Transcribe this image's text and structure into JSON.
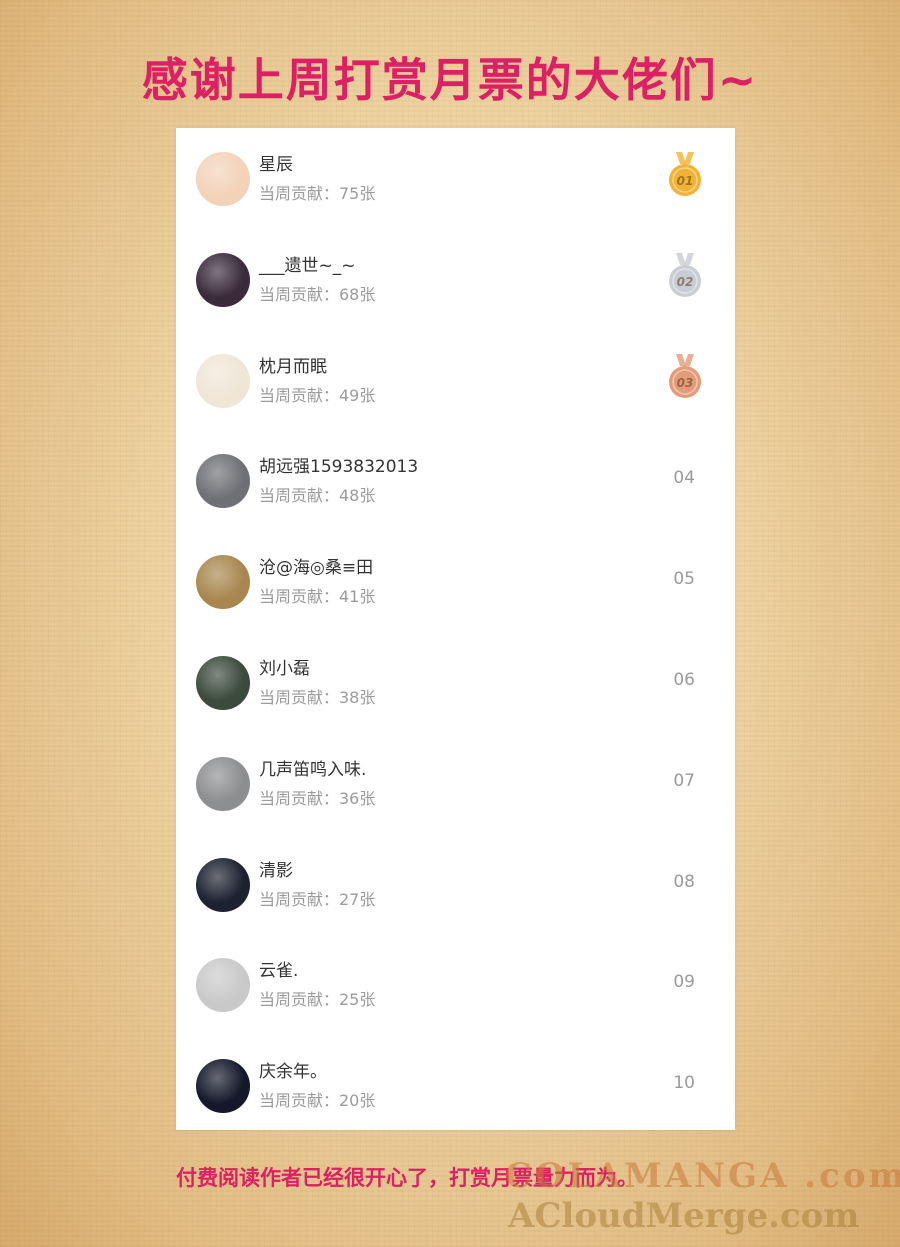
{
  "header": {
    "title": "感谢上周打赏月票的大佬们~"
  },
  "ranking": [
    {
      "name": "星辰",
      "contribution": "当周贡献：75张",
      "rank": "01",
      "medal": "gold",
      "avatar_color": "#f3d2b8"
    },
    {
      "name": "___遗世~_~",
      "contribution": "当周贡献：68张",
      "rank": "02",
      "medal": "silver",
      "avatar_color": "#3a2a3a"
    },
    {
      "name": "枕月而眠",
      "contribution": "当周贡献：49张",
      "rank": "03",
      "medal": "bronze",
      "avatar_color": "#efe6d6"
    },
    {
      "name": "胡远强1593832013",
      "contribution": "当周贡献：48张",
      "rank": "04",
      "avatar_color": "#6f7075"
    },
    {
      "name": "沧@海◎桑≡田",
      "contribution": "当周贡献：41张",
      "rank": "05",
      "avatar_color": "#a8874f"
    },
    {
      "name": "刘小磊",
      "contribution": "当周贡献：38张",
      "rank": "06",
      "avatar_color": "#3b4a3c"
    },
    {
      "name": "几声笛鸣入味.",
      "contribution": "当周贡献：36张",
      "rank": "07",
      "avatar_color": "#8d8e90"
    },
    {
      "name": "清影",
      "contribution": "当周贡献：27张",
      "rank": "08",
      "avatar_color": "#1d2130"
    },
    {
      "name": "云雀.",
      "contribution": "当周贡献：25张",
      "rank": "09",
      "avatar_color": "#c9c9c9"
    },
    {
      "name": "庆余年。",
      "contribution": "当周贡献：20张",
      "rank": "10",
      "avatar_color": "#15182a"
    }
  ],
  "footer": {
    "text": "付费阅读作者已经很开心了，打赏月票量力而为。"
  },
  "watermark": {
    "line1": "COLAMANGA .com",
    "line2": "ACloudMerge.com"
  },
  "colors": {
    "accent": "#dd1f64",
    "gold": "#f2b233",
    "silver": "#c9ccd3",
    "bronze": "#e39b78"
  }
}
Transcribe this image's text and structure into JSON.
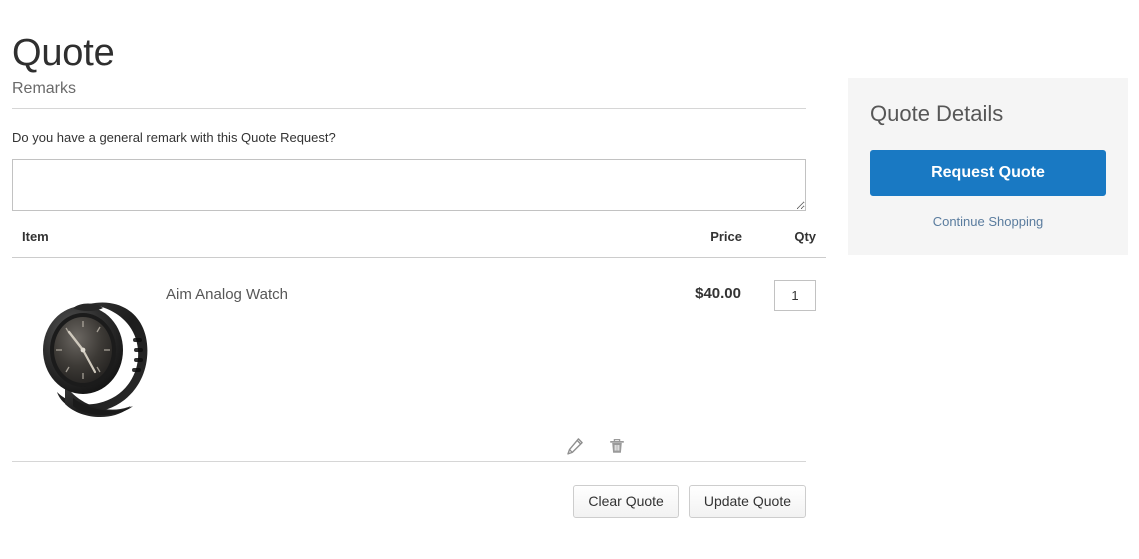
{
  "page": {
    "title": "Quote"
  },
  "remarks": {
    "legend": "Remarks",
    "question": "Do you have a general remark with this Quote Request?",
    "value": "",
    "placeholder": ""
  },
  "items_table": {
    "columns": {
      "item": "Item",
      "price": "Price",
      "qty": "Qty"
    },
    "rows": [
      {
        "name": "Aim Analog Watch",
        "price": "$40.00",
        "qty": "1",
        "image_alt": "Aim Analog Watch",
        "edit_icon": "pencil-icon",
        "delete_icon": "trash-icon"
      }
    ]
  },
  "main_actions": {
    "clear_label": "Clear Quote",
    "update_label": "Update Quote"
  },
  "sidebar": {
    "title": "Quote Details",
    "request_quote_label": "Request Quote",
    "continue_shopping_label": "Continue Shopping"
  },
  "colors": {
    "primary": "#1979c3",
    "sidebar_bg": "#f5f5f5",
    "link": "#5a7c9e",
    "text": "#333333",
    "muted_text": "#6a6a6a",
    "rule": "#d6d6d6"
  }
}
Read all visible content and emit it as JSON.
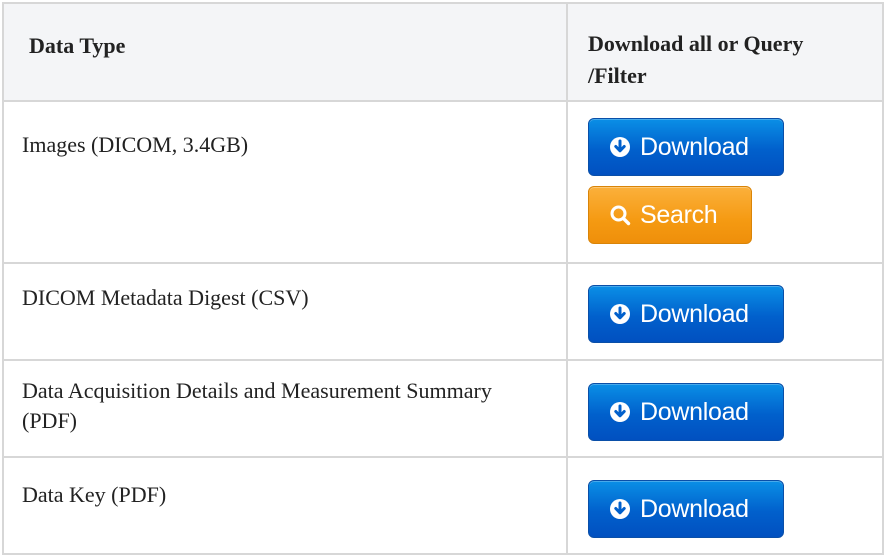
{
  "table": {
    "headers": {
      "type": "Data Type",
      "download": "Download all or Query /Filter"
    },
    "rows": [
      {
        "type": "Images (DICOM, 3.4GB)",
        "download_label": "Download",
        "search_label": "Search"
      },
      {
        "type": "DICOM Metadata Digest (CSV)",
        "download_label": "Download"
      },
      {
        "type": "Data Acquisition Details and Measurement Summary (PDF)",
        "download_label": "Download"
      },
      {
        "type": "Data Key (PDF)",
        "download_label": "Download"
      }
    ]
  },
  "icons": {
    "download": "circle-arrow-down-icon",
    "search": "magnifier-search-icon"
  },
  "colors": {
    "download_button": "#0160cc",
    "search_button": "#f59a12",
    "header_background": "#f4f5f7",
    "border": "#d7d7d7"
  }
}
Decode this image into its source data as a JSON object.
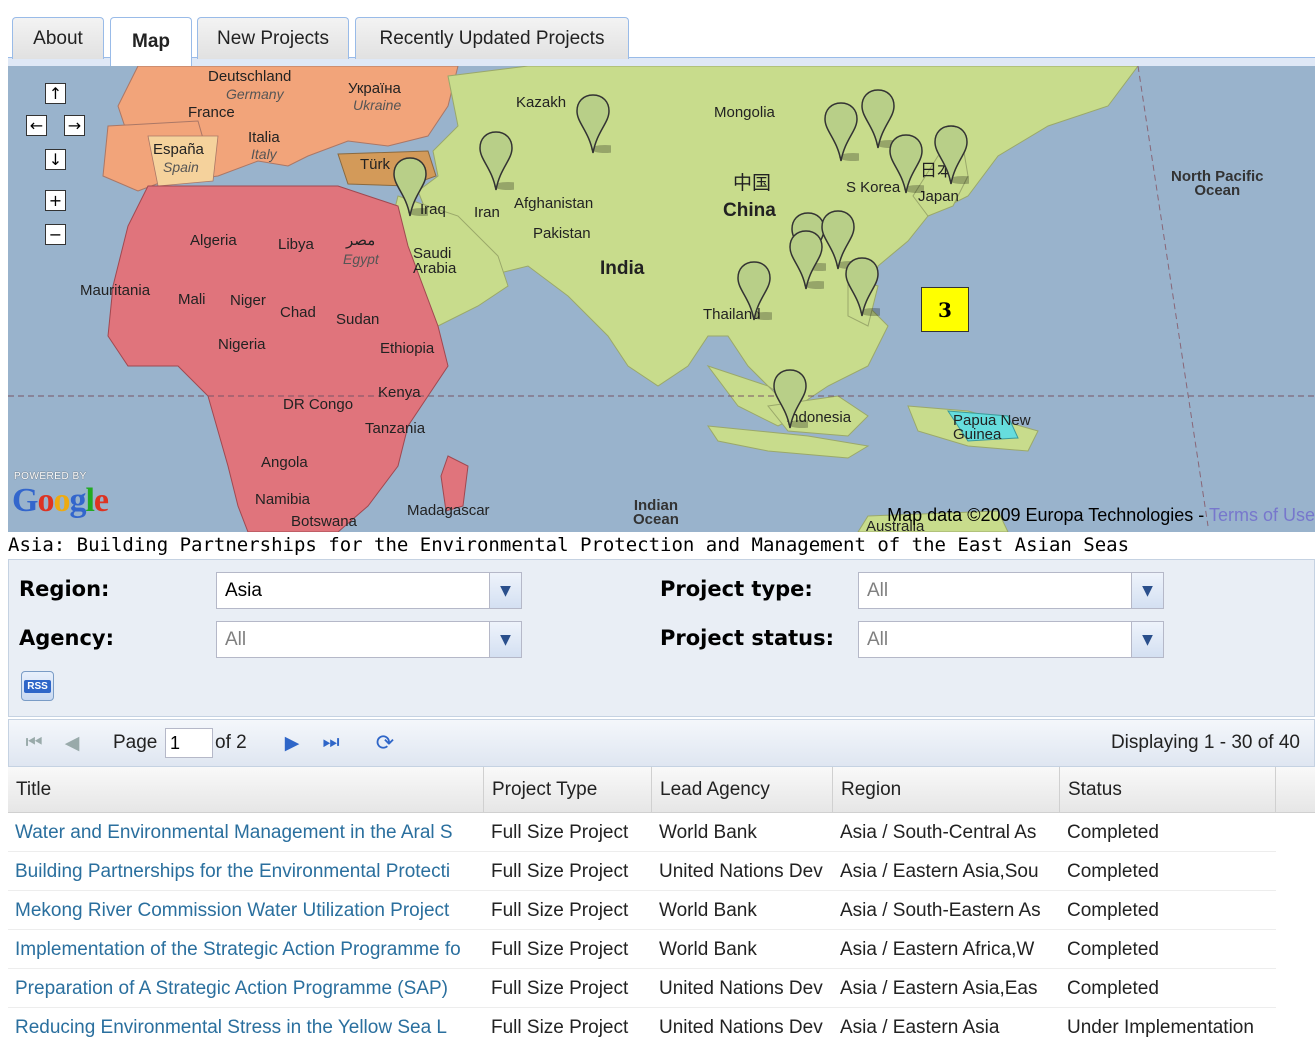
{
  "tabs": [
    {
      "label": "About",
      "active": false
    },
    {
      "label": "Map",
      "active": true
    },
    {
      "label": "New Projects",
      "active": false
    },
    {
      "label": "Recently Updated Projects",
      "active": false
    }
  ],
  "map": {
    "labels": {
      "deutschland": "Deutschland",
      "germany": "Germany",
      "ukraina": "Україна",
      "ukraine": "Ukraine",
      "france": "France",
      "italia": "Italia",
      "italy": "Italy",
      "espana": "España",
      "spain": "Spain",
      "turkiye": "Türk",
      "iraq": "Iraq",
      "iran": "Iran",
      "kazakh": "Kazakh",
      "mongolia": "Mongolia",
      "china_cn": "中国",
      "china": "China",
      "afghanistan": "Afghanistan",
      "pakistan": "Pakistan",
      "india": "India",
      "korea": "S Korea",
      "japan_cn": "日本",
      "japan": "Japan",
      "north_pacific": "North Pacific\nOcean",
      "algeria": "Algeria",
      "libya": "Libya",
      "egypt_ar": "مصر",
      "egypt": "Egypt",
      "saudi": "Saudi\nArabia",
      "mauritania": "Mauritania",
      "mali": "Mali",
      "niger": "Niger",
      "chad": "Chad",
      "sudan": "Sudan",
      "nigeria": "Nigeria",
      "ethiopia": "Ethiopia",
      "kenya": "Kenya",
      "drcongo": "DR Congo",
      "tanzania": "Tanzania",
      "angola": "Angola",
      "namibia": "Namibia",
      "botswana": "Botswana",
      "madagascar": "Madagascar",
      "indian_ocean": "Indian\nOcean",
      "thailand": "Thailand",
      "indonesia": "Indonesia",
      "papua": "Papua New\nGuinea",
      "australia": "Australia"
    },
    "cluster_count": "3",
    "powered_by": "POWERED BY",
    "google_logo": "Google",
    "attribution": "Map data ©2009 Europa Technologies - ",
    "terms_link": "Terms of Use",
    "colors": {
      "water": "#99b3cc",
      "asia": "#c8dc8c",
      "africa": "#e0747c",
      "europe": "#f2a47a",
      "turkey": "#d39a59"
    }
  },
  "selected_title": "Asia: Building Partnerships for the Environmental Protection and Management of the East Asian Seas",
  "filters": {
    "region_label": "Region:",
    "region_value": "Asia",
    "agency_label": "Agency:",
    "agency_value": "All",
    "type_label": "Project type:",
    "type_value": "All",
    "status_label": "Project status:",
    "status_value": "All",
    "rss_label": "RSS"
  },
  "pager": {
    "page_label": "Page",
    "page_value": "1",
    "of_label": "of 2",
    "displaying": "Displaying 1 - 30 of 40"
  },
  "grid": {
    "columns": [
      "Title",
      "Project Type",
      "Lead Agency",
      "Region",
      "Status"
    ],
    "rows": [
      [
        "Water and Environmental Management in the Aral S",
        "Full Size Project",
        "World Bank",
        "Asia / South-Central As",
        "Completed"
      ],
      [
        "Building Partnerships for the Environmental Protecti",
        "Full Size Project",
        "United Nations Dev",
        "Asia / Eastern Asia,Sou",
        "Completed"
      ],
      [
        "Mekong River Commission Water Utilization Project",
        "Full Size Project",
        "World Bank",
        "Asia / South-Eastern As",
        "Completed"
      ],
      [
        "Implementation of the Strategic Action Programme fo",
        "Full Size Project",
        "World Bank",
        "Asia / Eastern Africa,W",
        "Completed"
      ],
      [
        "Preparation of A Strategic Action Programme (SAP)",
        "Full Size Project",
        "United Nations Dev",
        "Asia / Eastern Asia,Eas",
        "Completed"
      ],
      [
        "Reducing Environmental Stress in the Yellow Sea L",
        "Full Size Project",
        "United Nations Dev",
        "Asia / Eastern Asia",
        "Under Implementation"
      ]
    ]
  }
}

────────────────

DIRECTIONS FOR THIS TASK: Only the number is wanted: how many lines in the data include the word "nOcean"?

OUTPUT FOR THIS EXERCISE: 2